#### [DATA ROWS]
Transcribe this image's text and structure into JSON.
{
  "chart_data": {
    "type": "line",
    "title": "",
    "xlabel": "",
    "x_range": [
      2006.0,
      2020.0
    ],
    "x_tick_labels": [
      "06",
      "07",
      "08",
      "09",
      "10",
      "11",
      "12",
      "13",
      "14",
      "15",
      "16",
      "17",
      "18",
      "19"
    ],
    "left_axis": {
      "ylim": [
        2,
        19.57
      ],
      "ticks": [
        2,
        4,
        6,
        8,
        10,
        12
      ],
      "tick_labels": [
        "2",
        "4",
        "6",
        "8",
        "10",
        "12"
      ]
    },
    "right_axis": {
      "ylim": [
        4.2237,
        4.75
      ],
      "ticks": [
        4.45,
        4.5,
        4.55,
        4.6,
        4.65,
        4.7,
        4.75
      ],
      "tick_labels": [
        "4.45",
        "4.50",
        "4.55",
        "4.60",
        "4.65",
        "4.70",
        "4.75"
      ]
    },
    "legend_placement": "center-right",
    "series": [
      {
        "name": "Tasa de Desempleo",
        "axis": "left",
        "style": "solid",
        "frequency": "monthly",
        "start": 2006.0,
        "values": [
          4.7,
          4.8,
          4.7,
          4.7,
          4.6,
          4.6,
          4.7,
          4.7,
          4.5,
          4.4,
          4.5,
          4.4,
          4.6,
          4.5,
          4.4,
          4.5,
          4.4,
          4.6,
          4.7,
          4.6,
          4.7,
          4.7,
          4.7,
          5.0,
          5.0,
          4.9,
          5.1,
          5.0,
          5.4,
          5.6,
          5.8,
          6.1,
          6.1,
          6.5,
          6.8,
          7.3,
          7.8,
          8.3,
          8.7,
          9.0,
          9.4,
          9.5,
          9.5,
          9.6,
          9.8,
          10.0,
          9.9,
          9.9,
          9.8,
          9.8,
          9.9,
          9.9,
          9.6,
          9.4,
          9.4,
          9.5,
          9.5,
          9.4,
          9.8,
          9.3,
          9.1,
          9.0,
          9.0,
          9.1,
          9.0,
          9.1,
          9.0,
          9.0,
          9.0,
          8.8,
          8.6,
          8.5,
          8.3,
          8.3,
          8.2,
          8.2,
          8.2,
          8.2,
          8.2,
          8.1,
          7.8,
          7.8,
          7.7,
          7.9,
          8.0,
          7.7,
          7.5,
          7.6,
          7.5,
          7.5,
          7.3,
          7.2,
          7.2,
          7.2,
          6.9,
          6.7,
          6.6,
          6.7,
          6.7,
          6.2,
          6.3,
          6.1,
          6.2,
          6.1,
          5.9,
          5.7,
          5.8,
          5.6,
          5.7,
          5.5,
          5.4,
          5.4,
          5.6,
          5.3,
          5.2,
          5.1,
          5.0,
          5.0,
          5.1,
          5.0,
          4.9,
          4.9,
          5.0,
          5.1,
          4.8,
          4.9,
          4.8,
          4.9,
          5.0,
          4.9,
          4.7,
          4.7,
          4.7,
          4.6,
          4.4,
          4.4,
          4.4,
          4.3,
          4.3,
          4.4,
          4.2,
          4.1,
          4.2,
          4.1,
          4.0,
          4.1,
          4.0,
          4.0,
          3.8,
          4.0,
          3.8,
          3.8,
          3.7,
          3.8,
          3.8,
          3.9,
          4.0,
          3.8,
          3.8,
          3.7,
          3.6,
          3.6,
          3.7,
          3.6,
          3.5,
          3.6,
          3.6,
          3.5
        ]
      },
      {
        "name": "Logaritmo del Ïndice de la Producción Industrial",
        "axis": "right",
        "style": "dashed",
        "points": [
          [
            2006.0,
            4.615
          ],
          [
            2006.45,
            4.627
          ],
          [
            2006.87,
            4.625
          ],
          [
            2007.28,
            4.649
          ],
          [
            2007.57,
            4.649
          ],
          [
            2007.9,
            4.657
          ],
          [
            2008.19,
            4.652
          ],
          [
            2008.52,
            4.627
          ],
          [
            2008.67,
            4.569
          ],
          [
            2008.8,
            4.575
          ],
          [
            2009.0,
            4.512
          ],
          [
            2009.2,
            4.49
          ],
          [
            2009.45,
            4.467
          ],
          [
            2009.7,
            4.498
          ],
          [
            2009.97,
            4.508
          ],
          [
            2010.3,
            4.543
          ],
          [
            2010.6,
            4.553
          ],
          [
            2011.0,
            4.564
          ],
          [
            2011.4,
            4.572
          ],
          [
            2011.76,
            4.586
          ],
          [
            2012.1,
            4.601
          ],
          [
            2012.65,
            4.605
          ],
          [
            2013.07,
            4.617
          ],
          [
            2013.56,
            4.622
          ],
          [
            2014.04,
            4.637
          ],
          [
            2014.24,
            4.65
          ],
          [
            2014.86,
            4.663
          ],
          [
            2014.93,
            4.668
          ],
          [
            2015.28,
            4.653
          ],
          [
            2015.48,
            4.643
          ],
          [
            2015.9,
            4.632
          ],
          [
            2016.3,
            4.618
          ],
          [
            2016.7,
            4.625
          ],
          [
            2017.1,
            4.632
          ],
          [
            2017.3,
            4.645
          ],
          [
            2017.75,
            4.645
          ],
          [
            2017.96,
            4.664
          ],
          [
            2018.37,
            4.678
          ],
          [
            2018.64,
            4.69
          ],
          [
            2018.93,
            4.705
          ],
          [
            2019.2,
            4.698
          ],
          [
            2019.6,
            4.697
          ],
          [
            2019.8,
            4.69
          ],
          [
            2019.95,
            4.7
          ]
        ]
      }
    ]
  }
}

#### [STATED PROBLEM]
Copy down the material exactly as written.

#### [RESPONSE TO THIS EXERCISE]
Transcribe this image's text and structure into JSON.
{
  "chart_data": {
    "type": "line",
    "title": "",
    "xlabel": "",
    "x_range": [
      2006.0,
      2020.0
    ],
    "x_tick_labels": [
      "06",
      "07",
      "08",
      "09",
      "10",
      "11",
      "12",
      "13",
      "14",
      "15",
      "16",
      "17",
      "18",
      "19"
    ],
    "left_axis": {
      "ylim": [
        2,
        19.57
      ],
      "ticks": [
        2,
        4,
        6,
        8,
        10,
        12
      ],
      "tick_labels": [
        "2",
        "4",
        "6",
        "8",
        "10",
        "12"
      ]
    },
    "right_axis": {
      "ylim": [
        4.2237,
        4.75
      ],
      "ticks": [
        4.45,
        4.5,
        4.55,
        4.6,
        4.65,
        4.7,
        4.75
      ],
      "tick_labels": [
        "4.45",
        "4.50",
        "4.55",
        "4.60",
        "4.65",
        "4.70",
        "4.75"
      ]
    },
    "legend_placement": "center-right",
    "series": [
      {
        "name": "Tasa de Desempleo",
        "axis": "left",
        "style": "solid",
        "frequency": "monthly",
        "start": 2006.0,
        "values": [
          4.7,
          4.8,
          4.7,
          4.7,
          4.6,
          4.6,
          4.7,
          4.7,
          4.5,
          4.4,
          4.5,
          4.4,
          4.6,
          4.5,
          4.4,
          4.5,
          4.4,
          4.6,
          4.7,
          4.6,
          4.7,
          4.7,
          4.7,
          5.0,
          5.0,
          4.9,
          5.1,
          5.0,
          5.4,
          5.6,
          5.8,
          6.1,
          6.1,
          6.5,
          6.8,
          7.3,
          7.8,
          8.3,
          8.7,
          9.0,
          9.4,
          9.5,
          9.5,
          9.6,
          9.8,
          10.0,
          9.9,
          9.9,
          9.8,
          9.8,
          9.9,
          9.9,
          9.6,
          9.4,
          9.4,
          9.5,
          9.5,
          9.4,
          9.8,
          9.3,
          9.1,
          9.0,
          9.0,
          9.1,
          9.0,
          9.1,
          9.0,
          9.0,
          9.0,
          8.8,
          8.6,
          8.5,
          8.3,
          8.3,
          8.2,
          8.2,
          8.2,
          8.2,
          8.2,
          8.1,
          7.8,
          7.8,
          7.7,
          7.9,
          8.0,
          7.7,
          7.5,
          7.6,
          7.5,
          7.5,
          7.3,
          7.2,
          7.2,
          7.2,
          6.9,
          6.7,
          6.6,
          6.7,
          6.7,
          6.2,
          6.3,
          6.1,
          6.2,
          6.1,
          5.9,
          5.7,
          5.8,
          5.6,
          5.7,
          5.5,
          5.4,
          5.4,
          5.6,
          5.3,
          5.2,
          5.1,
          5.0,
          5.0,
          5.1,
          5.0,
          4.9,
          4.9,
          5.0,
          5.1,
          4.8,
          4.9,
          4.8,
          4.9,
          5.0,
          4.9,
          4.7,
          4.7,
          4.7,
          4.6,
          4.4,
          4.4,
          4.4,
          4.3,
          4.3,
          4.4,
          4.2,
          4.1,
          4.2,
          4.1,
          4.0,
          4.1,
          4.0,
          4.0,
          3.8,
          4.0,
          3.8,
          3.8,
          3.7,
          3.8,
          3.8,
          3.9,
          4.0,
          3.8,
          3.8,
          3.7,
          3.6,
          3.6,
          3.7,
          3.6,
          3.5,
          3.6,
          3.6,
          3.5
        ]
      },
      {
        "name": "Logaritmo del Ïndice de la Producción Industrial",
        "axis": "right",
        "style": "dashed",
        "points": [
          [
            2006.0,
            4.615
          ],
          [
            2006.45,
            4.627
          ],
          [
            2006.87,
            4.625
          ],
          [
            2007.28,
            4.649
          ],
          [
            2007.57,
            4.649
          ],
          [
            2007.9,
            4.657
          ],
          [
            2008.19,
            4.652
          ],
          [
            2008.52,
            4.627
          ],
          [
            2008.67,
            4.569
          ],
          [
            2008.8,
            4.575
          ],
          [
            2009.0,
            4.512
          ],
          [
            2009.2,
            4.49
          ],
          [
            2009.45,
            4.467
          ],
          [
            2009.7,
            4.498
          ],
          [
            2009.97,
            4.508
          ],
          [
            2010.3,
            4.543
          ],
          [
            2010.6,
            4.553
          ],
          [
            2011.0,
            4.564
          ],
          [
            2011.4,
            4.572
          ],
          [
            2011.76,
            4.586
          ],
          [
            2012.1,
            4.601
          ],
          [
            2012.65,
            4.605
          ],
          [
            2013.07,
            4.617
          ],
          [
            2013.56,
            4.622
          ],
          [
            2014.04,
            4.637
          ],
          [
            2014.24,
            4.65
          ],
          [
            2014.86,
            4.663
          ],
          [
            2014.93,
            4.668
          ],
          [
            2015.28,
            4.653
          ],
          [
            2015.48,
            4.643
          ],
          [
            2015.9,
            4.632
          ],
          [
            2016.3,
            4.618
          ],
          [
            2016.7,
            4.625
          ],
          [
            2017.1,
            4.632
          ],
          [
            2017.3,
            4.645
          ],
          [
            2017.75,
            4.645
          ],
          [
            2017.96,
            4.664
          ],
          [
            2018.37,
            4.678
          ],
          [
            2018.64,
            4.69
          ],
          [
            2018.93,
            4.705
          ],
          [
            2019.2,
            4.698
          ],
          [
            2019.6,
            4.697
          ],
          [
            2019.8,
            4.69
          ],
          [
            2019.95,
            4.7
          ]
        ]
      }
    ]
  }
}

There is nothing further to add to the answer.